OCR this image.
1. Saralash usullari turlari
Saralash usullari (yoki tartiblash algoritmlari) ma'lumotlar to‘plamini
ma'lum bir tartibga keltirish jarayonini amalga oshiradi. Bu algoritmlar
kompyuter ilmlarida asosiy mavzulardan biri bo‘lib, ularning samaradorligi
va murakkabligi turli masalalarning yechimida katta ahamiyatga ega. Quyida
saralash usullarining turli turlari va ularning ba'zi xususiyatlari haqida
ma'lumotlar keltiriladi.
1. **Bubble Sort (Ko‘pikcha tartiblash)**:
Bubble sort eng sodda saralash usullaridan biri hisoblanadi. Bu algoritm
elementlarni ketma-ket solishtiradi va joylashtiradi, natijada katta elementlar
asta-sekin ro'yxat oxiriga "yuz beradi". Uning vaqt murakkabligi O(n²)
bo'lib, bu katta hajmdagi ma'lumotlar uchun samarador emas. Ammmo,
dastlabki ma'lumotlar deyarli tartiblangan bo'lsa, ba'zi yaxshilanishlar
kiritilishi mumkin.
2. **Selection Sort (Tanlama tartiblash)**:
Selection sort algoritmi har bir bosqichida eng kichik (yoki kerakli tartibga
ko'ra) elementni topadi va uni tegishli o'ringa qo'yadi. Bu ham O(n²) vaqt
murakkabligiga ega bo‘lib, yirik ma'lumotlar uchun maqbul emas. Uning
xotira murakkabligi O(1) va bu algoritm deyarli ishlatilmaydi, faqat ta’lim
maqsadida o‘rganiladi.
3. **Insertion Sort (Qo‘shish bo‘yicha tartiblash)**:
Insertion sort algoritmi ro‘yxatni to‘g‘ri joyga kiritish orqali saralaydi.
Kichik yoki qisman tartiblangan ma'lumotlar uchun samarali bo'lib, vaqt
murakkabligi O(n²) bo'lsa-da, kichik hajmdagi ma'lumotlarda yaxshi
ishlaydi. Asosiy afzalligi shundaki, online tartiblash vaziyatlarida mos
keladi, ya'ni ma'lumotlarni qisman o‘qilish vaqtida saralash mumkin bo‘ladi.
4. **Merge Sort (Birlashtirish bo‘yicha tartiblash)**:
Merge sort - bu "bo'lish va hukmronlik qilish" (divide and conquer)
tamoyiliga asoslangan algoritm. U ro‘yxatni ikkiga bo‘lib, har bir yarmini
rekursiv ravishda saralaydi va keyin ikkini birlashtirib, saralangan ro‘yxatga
====================
▶ **Stated task**:
Only lines with "turli" are wanted here; list each of them.

▶ **Answer to this exercise**:
va murakkabligi turli masalalarning yechimida katta ahamiyatga ega. Quyida
saralash usullarining turli turlari va ularning ba'zi xususiyatlari haqida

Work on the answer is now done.